» Written problem:
Look through the listing below and give the number of lines that hold "février". Say nothing more.
:: Entries supplied
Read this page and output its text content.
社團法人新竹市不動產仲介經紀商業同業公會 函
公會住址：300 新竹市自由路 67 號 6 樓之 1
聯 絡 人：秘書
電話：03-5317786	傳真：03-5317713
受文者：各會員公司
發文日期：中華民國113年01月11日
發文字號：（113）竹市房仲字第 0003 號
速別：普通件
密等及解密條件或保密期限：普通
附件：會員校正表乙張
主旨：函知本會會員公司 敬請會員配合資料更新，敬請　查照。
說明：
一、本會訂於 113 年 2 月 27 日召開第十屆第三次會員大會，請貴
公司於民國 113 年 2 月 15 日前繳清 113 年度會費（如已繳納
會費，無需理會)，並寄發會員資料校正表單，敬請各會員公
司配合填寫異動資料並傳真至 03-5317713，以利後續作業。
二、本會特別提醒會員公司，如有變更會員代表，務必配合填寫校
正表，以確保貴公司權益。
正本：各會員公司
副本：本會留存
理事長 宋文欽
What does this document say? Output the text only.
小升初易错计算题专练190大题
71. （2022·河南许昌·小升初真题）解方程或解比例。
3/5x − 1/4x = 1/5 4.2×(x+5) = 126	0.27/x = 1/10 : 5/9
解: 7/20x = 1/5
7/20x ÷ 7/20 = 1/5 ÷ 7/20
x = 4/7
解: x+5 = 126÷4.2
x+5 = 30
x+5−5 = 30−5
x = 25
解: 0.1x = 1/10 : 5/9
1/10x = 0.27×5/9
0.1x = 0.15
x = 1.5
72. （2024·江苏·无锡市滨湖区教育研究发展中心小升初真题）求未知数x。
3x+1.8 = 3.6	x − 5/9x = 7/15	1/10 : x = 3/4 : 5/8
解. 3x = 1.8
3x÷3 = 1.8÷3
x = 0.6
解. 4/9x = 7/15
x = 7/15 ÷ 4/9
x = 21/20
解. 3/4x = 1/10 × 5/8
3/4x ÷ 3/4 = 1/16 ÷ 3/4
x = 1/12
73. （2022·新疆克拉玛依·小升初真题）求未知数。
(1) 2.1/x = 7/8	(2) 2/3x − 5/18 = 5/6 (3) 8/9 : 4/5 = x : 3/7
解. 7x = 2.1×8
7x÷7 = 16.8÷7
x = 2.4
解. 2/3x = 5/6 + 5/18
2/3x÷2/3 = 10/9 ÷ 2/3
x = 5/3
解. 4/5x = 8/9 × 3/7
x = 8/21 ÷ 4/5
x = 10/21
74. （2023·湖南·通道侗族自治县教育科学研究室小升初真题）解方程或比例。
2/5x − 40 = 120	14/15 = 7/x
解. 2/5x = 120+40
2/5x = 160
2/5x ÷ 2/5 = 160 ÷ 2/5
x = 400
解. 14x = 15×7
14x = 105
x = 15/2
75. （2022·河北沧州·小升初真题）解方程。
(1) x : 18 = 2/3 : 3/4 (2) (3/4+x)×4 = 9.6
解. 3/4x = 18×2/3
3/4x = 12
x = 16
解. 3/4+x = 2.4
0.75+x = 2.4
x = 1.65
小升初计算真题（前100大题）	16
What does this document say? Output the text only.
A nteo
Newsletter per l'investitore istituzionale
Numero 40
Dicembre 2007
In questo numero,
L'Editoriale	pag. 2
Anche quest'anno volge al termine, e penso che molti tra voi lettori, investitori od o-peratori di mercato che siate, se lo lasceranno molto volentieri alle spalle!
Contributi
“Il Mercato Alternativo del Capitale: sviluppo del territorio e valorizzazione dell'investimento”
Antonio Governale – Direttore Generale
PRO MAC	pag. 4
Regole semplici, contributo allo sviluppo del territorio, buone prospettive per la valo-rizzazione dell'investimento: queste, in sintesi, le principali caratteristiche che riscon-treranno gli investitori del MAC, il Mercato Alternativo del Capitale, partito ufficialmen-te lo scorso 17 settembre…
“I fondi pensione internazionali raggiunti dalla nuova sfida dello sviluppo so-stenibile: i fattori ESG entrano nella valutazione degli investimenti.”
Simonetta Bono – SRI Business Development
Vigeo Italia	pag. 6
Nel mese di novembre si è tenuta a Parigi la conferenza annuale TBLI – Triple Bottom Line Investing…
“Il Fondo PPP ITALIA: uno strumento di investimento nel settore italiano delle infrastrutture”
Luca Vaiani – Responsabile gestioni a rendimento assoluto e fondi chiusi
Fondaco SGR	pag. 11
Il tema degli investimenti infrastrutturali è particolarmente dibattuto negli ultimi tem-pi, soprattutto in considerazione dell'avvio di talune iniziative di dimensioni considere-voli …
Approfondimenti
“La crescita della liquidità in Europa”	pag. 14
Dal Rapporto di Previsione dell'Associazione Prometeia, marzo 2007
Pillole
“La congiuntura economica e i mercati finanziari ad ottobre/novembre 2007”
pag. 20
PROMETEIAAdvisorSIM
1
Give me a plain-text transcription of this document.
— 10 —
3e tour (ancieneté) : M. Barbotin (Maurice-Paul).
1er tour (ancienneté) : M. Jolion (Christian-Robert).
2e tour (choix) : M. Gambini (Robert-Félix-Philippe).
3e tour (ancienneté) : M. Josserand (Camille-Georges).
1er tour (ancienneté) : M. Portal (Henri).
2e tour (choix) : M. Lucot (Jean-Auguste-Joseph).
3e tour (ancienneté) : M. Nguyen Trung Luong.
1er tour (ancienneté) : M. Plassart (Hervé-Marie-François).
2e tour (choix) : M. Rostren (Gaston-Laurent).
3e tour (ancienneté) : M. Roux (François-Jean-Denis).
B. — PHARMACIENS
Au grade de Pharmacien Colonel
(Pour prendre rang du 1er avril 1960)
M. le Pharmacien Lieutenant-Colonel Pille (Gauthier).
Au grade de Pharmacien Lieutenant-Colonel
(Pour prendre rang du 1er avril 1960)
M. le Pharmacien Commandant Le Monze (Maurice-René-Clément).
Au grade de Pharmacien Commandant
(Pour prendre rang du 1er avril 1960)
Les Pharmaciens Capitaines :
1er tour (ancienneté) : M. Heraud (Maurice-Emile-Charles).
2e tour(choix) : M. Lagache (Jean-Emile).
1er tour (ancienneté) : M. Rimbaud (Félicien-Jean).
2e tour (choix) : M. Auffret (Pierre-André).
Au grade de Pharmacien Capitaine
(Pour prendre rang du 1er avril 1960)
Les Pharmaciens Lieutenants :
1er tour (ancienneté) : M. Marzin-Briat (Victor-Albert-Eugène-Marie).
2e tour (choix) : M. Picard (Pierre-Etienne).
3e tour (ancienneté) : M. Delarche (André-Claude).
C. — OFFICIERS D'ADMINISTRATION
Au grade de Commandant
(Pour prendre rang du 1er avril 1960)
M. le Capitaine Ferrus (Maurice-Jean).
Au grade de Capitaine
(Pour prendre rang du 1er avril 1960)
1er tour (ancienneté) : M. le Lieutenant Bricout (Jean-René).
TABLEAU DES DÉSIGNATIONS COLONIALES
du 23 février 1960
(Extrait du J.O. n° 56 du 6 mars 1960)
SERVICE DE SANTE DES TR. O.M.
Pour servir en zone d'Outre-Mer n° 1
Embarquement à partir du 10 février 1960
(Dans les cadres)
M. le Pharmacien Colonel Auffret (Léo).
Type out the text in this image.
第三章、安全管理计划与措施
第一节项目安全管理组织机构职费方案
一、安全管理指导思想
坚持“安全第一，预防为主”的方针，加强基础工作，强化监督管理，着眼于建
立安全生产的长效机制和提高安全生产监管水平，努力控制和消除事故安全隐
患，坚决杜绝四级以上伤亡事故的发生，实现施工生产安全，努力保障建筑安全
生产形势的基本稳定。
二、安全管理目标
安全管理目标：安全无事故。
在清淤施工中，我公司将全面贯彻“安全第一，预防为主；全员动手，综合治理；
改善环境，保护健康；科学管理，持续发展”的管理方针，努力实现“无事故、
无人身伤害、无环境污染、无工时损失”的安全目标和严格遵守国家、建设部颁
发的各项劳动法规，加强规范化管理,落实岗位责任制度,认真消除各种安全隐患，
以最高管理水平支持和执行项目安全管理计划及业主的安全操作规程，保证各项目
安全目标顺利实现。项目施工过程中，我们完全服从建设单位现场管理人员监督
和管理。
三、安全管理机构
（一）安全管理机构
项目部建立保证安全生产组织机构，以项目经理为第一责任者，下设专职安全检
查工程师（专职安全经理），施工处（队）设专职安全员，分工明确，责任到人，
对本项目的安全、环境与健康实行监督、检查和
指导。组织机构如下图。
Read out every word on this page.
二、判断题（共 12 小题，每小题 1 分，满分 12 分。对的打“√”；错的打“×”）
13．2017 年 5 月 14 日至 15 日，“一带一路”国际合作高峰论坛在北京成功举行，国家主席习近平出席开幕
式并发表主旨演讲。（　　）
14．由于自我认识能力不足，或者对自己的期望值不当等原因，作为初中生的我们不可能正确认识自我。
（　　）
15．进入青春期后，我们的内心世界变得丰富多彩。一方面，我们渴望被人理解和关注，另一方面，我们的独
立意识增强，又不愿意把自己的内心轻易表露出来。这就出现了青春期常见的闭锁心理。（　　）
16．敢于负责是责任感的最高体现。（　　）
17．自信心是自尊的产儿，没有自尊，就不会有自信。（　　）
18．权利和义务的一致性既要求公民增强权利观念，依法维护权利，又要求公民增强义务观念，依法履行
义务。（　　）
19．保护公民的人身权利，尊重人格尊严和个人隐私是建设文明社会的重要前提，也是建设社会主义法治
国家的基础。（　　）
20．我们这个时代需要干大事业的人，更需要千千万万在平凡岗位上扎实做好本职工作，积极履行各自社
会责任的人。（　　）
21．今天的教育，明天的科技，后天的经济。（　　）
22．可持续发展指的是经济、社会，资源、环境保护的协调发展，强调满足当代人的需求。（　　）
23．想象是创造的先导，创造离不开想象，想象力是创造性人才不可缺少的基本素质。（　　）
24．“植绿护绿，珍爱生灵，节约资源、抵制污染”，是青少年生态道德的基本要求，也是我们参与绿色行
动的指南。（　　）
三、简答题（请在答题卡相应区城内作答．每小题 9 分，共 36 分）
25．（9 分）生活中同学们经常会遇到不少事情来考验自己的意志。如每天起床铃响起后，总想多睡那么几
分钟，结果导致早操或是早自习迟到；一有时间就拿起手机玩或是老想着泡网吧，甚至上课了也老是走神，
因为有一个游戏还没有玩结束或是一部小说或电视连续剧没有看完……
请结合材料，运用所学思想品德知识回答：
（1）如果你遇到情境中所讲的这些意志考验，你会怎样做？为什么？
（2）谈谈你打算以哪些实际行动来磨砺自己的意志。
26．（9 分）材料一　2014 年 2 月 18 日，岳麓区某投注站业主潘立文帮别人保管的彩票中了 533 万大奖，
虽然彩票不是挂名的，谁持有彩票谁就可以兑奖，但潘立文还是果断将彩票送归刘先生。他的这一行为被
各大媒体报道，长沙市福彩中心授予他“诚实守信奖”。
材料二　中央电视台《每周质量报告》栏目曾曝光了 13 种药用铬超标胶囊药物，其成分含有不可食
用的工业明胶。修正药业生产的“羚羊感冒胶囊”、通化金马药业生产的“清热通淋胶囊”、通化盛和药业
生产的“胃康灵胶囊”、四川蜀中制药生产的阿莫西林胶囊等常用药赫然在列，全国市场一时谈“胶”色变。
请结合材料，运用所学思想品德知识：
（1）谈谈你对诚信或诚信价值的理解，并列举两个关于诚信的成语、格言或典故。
::::
» Finished task:
2